# Provided data

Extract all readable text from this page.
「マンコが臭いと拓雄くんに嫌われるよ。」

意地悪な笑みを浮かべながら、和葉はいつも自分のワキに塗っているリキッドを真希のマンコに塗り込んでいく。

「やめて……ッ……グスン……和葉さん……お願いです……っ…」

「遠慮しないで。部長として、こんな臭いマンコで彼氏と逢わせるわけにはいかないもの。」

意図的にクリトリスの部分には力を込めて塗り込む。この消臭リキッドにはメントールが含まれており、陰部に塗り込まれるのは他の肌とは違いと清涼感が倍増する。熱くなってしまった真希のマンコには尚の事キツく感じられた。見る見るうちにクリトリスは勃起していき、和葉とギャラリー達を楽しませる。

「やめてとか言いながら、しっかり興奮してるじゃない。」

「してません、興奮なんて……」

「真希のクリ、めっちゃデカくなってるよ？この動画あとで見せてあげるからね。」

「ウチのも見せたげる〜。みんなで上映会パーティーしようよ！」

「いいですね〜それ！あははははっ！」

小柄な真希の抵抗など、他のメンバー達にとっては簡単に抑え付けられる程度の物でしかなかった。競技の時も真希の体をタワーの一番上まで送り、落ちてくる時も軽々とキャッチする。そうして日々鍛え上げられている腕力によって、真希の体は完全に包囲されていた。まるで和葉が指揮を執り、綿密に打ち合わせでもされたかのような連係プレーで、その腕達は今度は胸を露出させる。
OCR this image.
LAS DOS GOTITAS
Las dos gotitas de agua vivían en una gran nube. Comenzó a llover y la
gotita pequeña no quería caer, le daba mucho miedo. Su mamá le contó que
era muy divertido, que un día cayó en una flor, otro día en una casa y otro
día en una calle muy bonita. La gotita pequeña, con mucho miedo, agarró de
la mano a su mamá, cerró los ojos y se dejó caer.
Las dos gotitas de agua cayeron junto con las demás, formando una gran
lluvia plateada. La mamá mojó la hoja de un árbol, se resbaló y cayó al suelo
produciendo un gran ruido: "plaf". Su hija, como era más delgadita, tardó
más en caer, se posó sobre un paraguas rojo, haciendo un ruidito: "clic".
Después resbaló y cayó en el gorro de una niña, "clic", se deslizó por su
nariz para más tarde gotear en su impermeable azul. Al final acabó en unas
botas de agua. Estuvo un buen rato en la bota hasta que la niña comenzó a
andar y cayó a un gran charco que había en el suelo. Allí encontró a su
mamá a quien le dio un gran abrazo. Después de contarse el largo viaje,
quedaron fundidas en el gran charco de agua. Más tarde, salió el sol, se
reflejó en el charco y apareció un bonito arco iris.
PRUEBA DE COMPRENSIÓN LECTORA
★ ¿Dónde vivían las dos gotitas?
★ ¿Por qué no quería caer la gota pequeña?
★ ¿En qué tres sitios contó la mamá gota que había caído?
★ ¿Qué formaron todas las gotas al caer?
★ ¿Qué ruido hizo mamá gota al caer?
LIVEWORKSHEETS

# Aim
Report all lines of the material that contain the word "niña".

# Output below
Después resbaló y cayó en el gorro de una niña, "clic", se deslizó por su
botas de agua. Estuvo un buen rato en la bota hasta que la niña comenzó a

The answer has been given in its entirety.